Given instruction -
Write out the entries below once more, exactly, with the pictures left out.
---------- Data in this exercise
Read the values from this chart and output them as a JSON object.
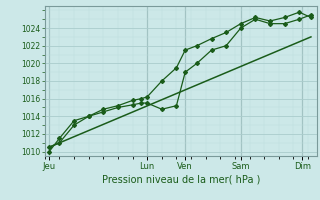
{
  "title": "",
  "xlabel": "Pression niveau de la mer( hPa )",
  "bg_color": "#cce8e8",
  "grid_major_color": "#aacccc",
  "grid_minor_color": "#bbdddd",
  "line_color": "#1a5c1a",
  "vline_color": "#7a9a9a",
  "ylim": [
    1009.5,
    1026.5
  ],
  "yticks": [
    1010,
    1012,
    1014,
    1016,
    1018,
    1020,
    1022,
    1024
  ],
  "xlim": [
    0,
    9.3
  ],
  "xtick_labels": [
    "Jeu",
    "Lun",
    "Ven",
    "Sam",
    "Dim"
  ],
  "xtick_positions": [
    0.15,
    3.5,
    4.8,
    6.7,
    8.8
  ],
  "vline_positions": [
    0.15,
    3.5,
    4.8,
    6.7,
    8.8
  ],
  "series1_x": [
    0.15,
    0.5,
    1.0,
    1.5,
    2.0,
    2.5,
    3.0,
    3.3,
    3.5,
    4.0,
    4.5,
    4.8,
    5.2,
    5.7,
    6.2,
    6.7,
    7.2,
    7.7,
    8.2,
    8.7,
    9.1
  ],
  "series1_y": [
    1010.5,
    1011.0,
    1013.0,
    1014.0,
    1014.5,
    1015.0,
    1015.3,
    1015.5,
    1015.5,
    1014.8,
    1015.2,
    1019.0,
    1020.0,
    1021.5,
    1022.0,
    1024.0,
    1025.0,
    1024.5,
    1024.5,
    1025.0,
    1025.5
  ],
  "series2_x": [
    0.15,
    0.5,
    1.0,
    1.5,
    2.0,
    2.5,
    3.0,
    3.3,
    3.5,
    4.0,
    4.5,
    4.8,
    5.2,
    5.7,
    6.2,
    6.7,
    7.2,
    7.7,
    8.2,
    8.7,
    9.1
  ],
  "series2_y": [
    1010.0,
    1011.5,
    1013.5,
    1014.0,
    1014.8,
    1015.2,
    1015.8,
    1016.0,
    1016.2,
    1018.0,
    1019.5,
    1021.5,
    1022.0,
    1022.8,
    1023.5,
    1024.5,
    1025.2,
    1024.8,
    1025.2,
    1025.8,
    1025.2
  ],
  "trend_x": [
    0.15,
    9.1
  ],
  "trend_y": [
    1010.5,
    1023.0
  ]
}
--------------------
Correct response -
Read the values from this chart and output them as a JSON object.
{
  "title": "",
  "xlabel": "Pression niveau de la mer( hPa )",
  "bg_color": "#cce8e8",
  "grid_major_color": "#aacccc",
  "grid_minor_color": "#bbdddd",
  "line_color": "#1a5c1a",
  "vline_color": "#7a9a9a",
  "ylim": [
    1009.5,
    1026.5
  ],
  "yticks": [
    1010,
    1012,
    1014,
    1016,
    1018,
    1020,
    1022,
    1024
  ],
  "xlim": [
    0,
    9.3
  ],
  "xtick_labels": [
    "Jeu",
    "Lun",
    "Ven",
    "Sam",
    "Dim"
  ],
  "xtick_positions": [
    0.15,
    3.5,
    4.8,
    6.7,
    8.8
  ],
  "vline_positions": [
    0.15,
    3.5,
    4.8,
    6.7,
    8.8
  ],
  "series1_x": [
    0.15,
    0.5,
    1.0,
    1.5,
    2.0,
    2.5,
    3.0,
    3.3,
    3.5,
    4.0,
    4.5,
    4.8,
    5.2,
    5.7,
    6.2,
    6.7,
    7.2,
    7.7,
    8.2,
    8.7,
    9.1
  ],
  "series1_y": [
    1010.5,
    1011.0,
    1013.0,
    1014.0,
    1014.5,
    1015.0,
    1015.3,
    1015.5,
    1015.5,
    1014.8,
    1015.2,
    1019.0,
    1020.0,
    1021.5,
    1022.0,
    1024.0,
    1025.0,
    1024.5,
    1024.5,
    1025.0,
    1025.5
  ],
  "series2_x": [
    0.15,
    0.5,
    1.0,
    1.5,
    2.0,
    2.5,
    3.0,
    3.3,
    3.5,
    4.0,
    4.5,
    4.8,
    5.2,
    5.7,
    6.2,
    6.7,
    7.2,
    7.7,
    8.2,
    8.7,
    9.1
  ],
  "series2_y": [
    1010.0,
    1011.5,
    1013.5,
    1014.0,
    1014.8,
    1015.2,
    1015.8,
    1016.0,
    1016.2,
    1018.0,
    1019.5,
    1021.5,
    1022.0,
    1022.8,
    1023.5,
    1024.5,
    1025.2,
    1024.8,
    1025.2,
    1025.8,
    1025.2
  ],
  "trend_x": [
    0.15,
    9.1
  ],
  "trend_y": [
    1010.5,
    1023.0
  ]
}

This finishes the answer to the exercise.